* TASK DIRECTIONS:
Scan the following material for the string "name" and copy each line in which it appears.
## start EXERCISE MATERIAL
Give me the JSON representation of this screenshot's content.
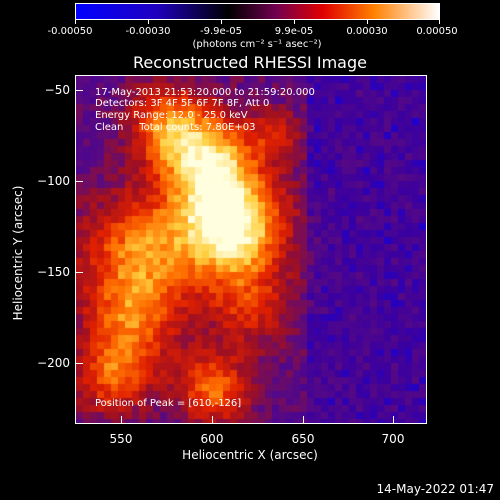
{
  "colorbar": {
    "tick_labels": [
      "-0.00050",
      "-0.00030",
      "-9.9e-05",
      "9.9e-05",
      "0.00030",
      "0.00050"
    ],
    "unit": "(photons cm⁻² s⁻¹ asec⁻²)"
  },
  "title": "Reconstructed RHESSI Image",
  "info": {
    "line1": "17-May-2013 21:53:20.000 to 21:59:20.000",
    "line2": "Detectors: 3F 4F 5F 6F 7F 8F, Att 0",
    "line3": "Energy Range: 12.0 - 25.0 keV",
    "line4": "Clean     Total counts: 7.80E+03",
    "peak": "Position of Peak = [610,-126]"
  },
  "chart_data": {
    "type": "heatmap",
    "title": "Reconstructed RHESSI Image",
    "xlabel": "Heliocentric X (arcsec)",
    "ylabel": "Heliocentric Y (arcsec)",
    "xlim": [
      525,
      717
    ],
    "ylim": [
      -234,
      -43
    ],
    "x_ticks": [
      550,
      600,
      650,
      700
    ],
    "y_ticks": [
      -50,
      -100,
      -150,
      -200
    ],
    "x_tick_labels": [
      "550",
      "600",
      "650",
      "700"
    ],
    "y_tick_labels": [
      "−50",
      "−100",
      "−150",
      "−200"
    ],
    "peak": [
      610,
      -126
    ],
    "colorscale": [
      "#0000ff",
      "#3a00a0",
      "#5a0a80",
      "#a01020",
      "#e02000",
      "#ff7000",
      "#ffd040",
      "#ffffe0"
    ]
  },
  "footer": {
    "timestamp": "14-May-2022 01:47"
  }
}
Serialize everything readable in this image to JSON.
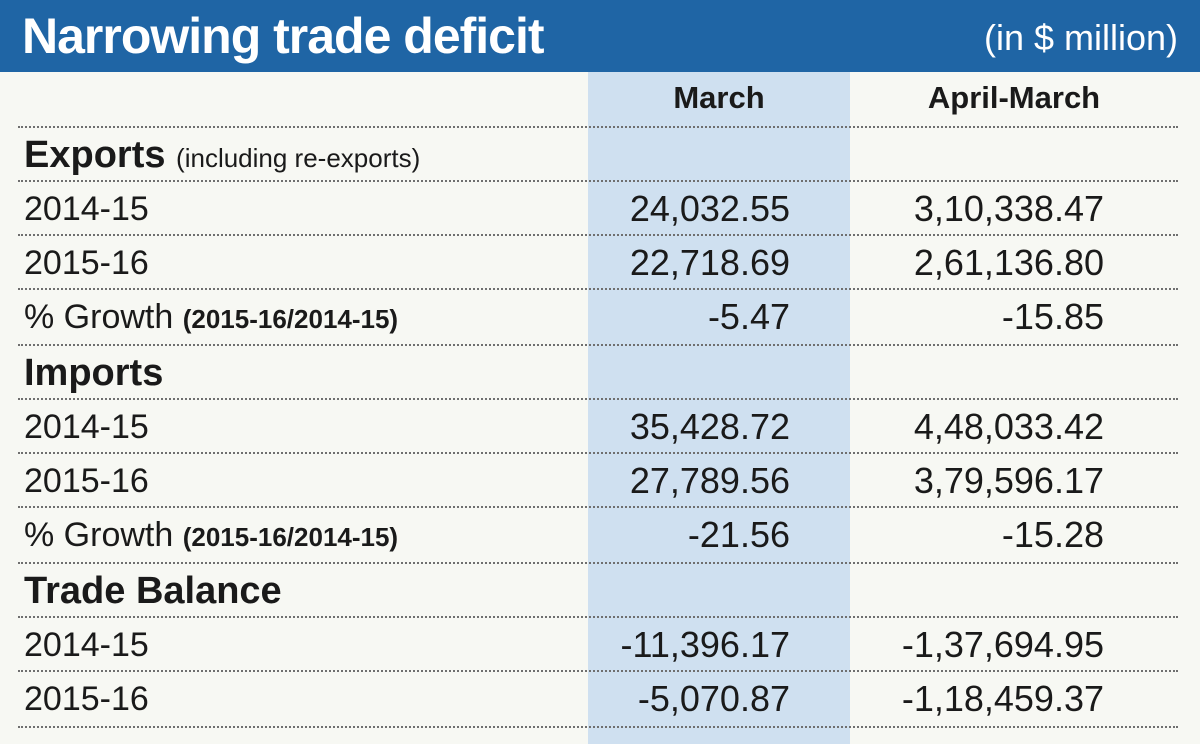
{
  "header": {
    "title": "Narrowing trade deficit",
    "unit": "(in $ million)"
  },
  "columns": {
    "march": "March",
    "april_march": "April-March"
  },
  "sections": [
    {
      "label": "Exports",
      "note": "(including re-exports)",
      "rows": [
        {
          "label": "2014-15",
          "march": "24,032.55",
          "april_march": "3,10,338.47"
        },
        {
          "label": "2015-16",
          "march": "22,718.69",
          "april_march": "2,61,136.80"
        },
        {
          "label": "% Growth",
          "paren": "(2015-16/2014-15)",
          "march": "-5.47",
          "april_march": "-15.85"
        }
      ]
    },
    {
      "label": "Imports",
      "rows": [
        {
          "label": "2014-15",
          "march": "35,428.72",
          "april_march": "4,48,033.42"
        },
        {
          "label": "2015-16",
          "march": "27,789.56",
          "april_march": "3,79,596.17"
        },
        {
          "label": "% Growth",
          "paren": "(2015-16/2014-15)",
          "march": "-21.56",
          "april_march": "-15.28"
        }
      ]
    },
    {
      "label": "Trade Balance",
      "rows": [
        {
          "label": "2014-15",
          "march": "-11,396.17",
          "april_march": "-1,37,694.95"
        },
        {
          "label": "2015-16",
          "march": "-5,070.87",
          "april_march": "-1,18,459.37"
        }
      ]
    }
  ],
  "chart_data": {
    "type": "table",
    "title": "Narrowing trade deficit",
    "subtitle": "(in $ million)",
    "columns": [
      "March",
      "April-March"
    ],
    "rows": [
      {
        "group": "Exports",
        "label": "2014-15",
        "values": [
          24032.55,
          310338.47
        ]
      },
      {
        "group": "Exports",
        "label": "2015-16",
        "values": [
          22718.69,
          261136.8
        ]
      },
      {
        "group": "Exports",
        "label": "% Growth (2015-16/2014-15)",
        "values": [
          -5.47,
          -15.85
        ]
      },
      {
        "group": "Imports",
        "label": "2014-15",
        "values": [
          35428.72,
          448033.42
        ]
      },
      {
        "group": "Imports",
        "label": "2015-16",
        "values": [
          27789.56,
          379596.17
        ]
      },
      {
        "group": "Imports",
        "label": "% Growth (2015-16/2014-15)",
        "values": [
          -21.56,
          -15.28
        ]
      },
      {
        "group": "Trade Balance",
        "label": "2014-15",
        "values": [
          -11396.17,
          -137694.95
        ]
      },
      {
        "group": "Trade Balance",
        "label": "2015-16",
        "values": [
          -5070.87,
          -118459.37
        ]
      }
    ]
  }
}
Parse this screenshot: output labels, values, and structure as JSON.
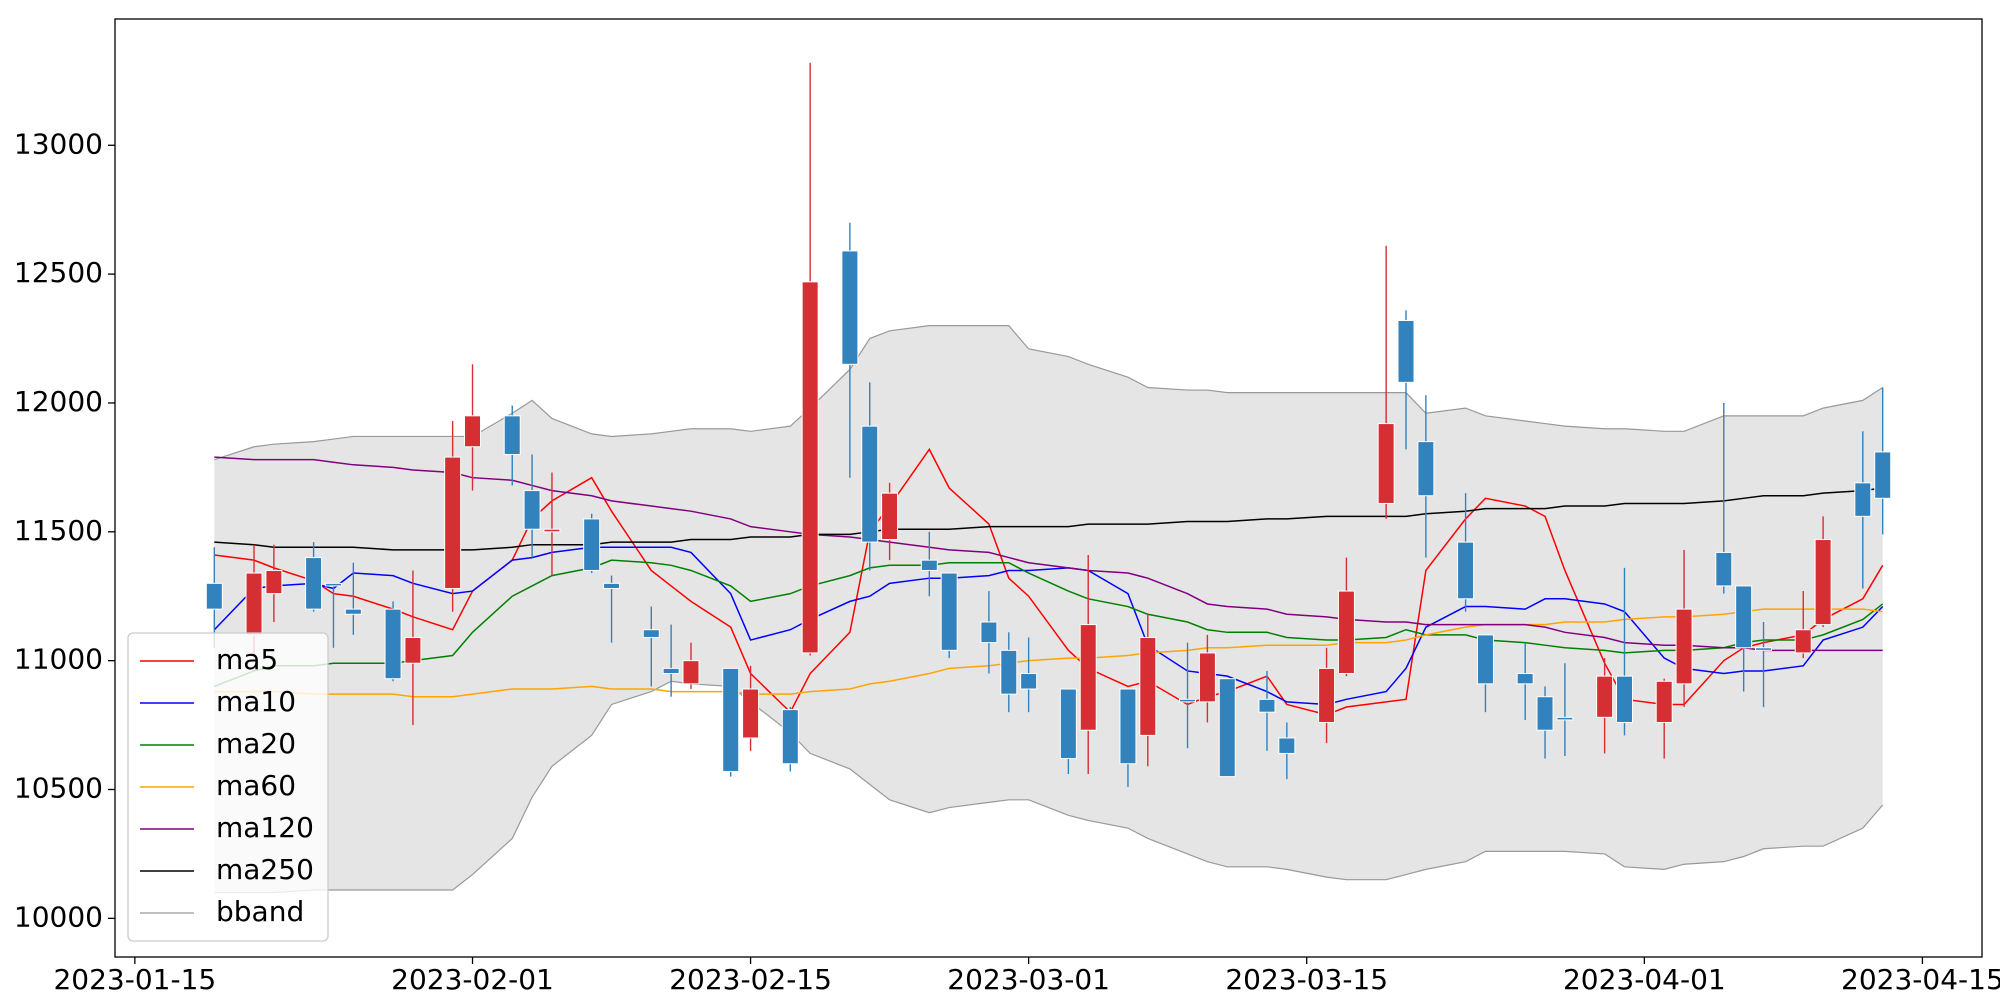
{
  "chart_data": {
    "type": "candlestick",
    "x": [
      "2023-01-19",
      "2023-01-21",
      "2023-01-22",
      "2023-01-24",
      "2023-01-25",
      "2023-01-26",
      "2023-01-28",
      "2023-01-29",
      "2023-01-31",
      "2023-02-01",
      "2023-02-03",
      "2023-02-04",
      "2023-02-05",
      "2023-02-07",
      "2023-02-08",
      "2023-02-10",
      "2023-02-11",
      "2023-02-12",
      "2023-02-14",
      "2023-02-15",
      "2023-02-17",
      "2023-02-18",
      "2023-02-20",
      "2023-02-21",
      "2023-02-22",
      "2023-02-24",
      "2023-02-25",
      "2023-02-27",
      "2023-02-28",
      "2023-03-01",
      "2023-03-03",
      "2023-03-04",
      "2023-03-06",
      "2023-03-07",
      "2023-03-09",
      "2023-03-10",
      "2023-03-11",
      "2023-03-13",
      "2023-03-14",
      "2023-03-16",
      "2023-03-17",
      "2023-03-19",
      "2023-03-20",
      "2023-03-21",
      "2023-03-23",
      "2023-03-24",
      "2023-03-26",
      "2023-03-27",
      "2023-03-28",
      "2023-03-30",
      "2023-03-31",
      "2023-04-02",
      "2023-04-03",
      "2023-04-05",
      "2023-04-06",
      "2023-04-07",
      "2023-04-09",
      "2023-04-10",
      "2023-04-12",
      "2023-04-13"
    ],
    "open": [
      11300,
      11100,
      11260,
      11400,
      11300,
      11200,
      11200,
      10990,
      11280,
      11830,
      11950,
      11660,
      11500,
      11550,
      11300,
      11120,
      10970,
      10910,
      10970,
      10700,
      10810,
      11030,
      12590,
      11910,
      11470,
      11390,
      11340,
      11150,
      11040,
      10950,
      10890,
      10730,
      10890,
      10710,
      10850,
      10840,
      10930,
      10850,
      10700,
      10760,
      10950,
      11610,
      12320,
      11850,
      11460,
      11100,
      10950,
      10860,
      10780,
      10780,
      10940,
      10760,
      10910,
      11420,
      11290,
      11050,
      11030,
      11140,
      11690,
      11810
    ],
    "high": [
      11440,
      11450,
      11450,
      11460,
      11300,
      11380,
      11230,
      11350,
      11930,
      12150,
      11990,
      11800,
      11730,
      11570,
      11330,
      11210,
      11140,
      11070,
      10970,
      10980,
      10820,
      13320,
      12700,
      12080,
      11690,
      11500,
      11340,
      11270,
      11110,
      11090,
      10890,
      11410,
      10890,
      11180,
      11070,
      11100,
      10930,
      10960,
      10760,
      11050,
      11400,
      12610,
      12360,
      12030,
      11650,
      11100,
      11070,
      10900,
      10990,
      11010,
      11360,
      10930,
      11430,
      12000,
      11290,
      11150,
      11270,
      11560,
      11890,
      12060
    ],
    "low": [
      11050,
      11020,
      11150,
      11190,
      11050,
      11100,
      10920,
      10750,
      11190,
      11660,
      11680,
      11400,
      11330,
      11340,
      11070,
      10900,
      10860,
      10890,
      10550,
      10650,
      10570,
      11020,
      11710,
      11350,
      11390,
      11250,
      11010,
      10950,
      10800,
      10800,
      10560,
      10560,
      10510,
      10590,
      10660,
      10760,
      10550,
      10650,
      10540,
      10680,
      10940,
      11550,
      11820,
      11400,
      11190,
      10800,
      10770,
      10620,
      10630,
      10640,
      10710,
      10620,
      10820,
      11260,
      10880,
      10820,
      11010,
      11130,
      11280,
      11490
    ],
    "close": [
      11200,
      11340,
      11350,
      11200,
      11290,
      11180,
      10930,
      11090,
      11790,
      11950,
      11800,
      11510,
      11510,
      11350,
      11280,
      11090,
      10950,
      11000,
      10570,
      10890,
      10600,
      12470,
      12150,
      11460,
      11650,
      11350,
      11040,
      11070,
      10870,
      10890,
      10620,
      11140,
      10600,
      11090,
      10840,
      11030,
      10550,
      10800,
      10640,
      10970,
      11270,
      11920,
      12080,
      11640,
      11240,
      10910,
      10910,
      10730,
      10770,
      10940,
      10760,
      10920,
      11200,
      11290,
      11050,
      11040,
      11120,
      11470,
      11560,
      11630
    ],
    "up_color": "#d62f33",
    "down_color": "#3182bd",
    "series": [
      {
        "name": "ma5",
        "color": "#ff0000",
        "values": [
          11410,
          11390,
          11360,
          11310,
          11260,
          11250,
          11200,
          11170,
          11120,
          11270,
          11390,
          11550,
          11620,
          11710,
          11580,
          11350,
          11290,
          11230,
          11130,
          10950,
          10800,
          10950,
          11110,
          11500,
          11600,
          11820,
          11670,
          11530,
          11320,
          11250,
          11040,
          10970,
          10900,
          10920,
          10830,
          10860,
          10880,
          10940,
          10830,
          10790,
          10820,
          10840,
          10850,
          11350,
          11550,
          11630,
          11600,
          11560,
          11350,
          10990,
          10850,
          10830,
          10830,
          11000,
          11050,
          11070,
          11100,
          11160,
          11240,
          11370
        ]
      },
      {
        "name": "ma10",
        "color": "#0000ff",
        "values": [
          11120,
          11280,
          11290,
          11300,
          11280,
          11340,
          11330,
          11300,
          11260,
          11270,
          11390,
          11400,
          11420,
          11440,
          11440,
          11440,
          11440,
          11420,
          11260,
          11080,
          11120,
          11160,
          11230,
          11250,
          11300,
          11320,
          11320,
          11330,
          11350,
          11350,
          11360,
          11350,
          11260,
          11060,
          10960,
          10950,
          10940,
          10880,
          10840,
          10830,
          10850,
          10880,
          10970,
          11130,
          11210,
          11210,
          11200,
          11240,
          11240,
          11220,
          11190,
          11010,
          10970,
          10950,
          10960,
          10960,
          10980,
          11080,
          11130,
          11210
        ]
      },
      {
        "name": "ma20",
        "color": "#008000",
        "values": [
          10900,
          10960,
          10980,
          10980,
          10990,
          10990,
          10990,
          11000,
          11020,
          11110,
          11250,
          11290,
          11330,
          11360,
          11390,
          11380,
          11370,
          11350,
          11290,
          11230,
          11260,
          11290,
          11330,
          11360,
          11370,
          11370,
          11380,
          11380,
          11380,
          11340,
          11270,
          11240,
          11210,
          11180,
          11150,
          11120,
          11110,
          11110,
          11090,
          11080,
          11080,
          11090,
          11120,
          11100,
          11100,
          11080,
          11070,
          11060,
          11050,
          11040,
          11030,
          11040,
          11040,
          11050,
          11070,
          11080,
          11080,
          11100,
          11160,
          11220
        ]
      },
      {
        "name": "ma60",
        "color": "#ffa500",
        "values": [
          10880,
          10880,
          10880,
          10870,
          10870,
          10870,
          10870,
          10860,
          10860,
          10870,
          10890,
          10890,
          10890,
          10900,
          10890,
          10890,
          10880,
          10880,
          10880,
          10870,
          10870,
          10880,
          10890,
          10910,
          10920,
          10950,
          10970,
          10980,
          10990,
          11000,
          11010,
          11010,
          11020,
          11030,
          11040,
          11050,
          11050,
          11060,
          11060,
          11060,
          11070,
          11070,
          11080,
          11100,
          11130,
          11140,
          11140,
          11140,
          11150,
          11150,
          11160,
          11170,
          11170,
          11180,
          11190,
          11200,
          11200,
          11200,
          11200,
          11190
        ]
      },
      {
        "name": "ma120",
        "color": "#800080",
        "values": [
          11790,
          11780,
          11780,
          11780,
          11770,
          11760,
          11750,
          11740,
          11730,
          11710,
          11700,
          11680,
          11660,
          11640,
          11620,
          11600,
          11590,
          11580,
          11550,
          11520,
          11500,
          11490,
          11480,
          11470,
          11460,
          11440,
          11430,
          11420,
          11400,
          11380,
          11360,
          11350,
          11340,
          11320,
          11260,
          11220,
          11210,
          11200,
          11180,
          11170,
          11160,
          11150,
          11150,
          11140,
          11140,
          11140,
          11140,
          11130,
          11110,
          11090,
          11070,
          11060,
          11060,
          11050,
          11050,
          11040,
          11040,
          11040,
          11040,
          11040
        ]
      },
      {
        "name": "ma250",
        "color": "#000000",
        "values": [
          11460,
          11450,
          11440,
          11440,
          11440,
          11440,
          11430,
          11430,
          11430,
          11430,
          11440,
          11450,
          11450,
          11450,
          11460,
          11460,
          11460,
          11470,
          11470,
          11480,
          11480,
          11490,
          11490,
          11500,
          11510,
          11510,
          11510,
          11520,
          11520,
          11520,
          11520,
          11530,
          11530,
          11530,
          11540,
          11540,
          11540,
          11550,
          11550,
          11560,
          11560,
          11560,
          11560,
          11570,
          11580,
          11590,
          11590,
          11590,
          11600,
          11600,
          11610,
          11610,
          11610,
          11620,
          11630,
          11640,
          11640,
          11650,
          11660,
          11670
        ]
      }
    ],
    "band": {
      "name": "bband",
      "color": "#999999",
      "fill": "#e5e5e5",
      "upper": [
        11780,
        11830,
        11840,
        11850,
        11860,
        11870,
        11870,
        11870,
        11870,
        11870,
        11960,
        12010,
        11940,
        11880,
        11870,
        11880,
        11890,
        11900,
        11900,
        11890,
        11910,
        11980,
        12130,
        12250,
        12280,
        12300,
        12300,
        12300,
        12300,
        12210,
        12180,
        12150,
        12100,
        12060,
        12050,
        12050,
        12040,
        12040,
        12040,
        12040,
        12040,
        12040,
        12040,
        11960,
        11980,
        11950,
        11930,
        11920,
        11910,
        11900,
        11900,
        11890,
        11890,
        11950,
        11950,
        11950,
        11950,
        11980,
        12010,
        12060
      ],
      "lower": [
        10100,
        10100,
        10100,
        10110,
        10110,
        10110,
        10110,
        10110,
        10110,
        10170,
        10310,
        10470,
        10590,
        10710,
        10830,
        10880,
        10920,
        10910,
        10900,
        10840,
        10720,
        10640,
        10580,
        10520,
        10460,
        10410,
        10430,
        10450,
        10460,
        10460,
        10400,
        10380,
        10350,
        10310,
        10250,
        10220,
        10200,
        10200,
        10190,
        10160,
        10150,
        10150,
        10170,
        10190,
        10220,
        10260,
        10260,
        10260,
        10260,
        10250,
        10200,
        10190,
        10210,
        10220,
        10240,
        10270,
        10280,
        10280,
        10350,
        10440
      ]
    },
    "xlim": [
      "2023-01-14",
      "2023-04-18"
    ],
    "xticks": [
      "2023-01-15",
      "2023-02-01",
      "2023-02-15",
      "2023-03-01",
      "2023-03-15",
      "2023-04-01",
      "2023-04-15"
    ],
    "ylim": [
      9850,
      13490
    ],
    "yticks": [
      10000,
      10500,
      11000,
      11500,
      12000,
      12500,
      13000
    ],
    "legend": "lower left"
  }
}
## end EXERCISE MATERIAL
* FULL RESPONSE:
        "name": "ma5",
        "name": "ma10",
        "name": "ma20",
        "name": "ma60",
        "name": "ma120",
        "name": "ma250",
      "name": "bband",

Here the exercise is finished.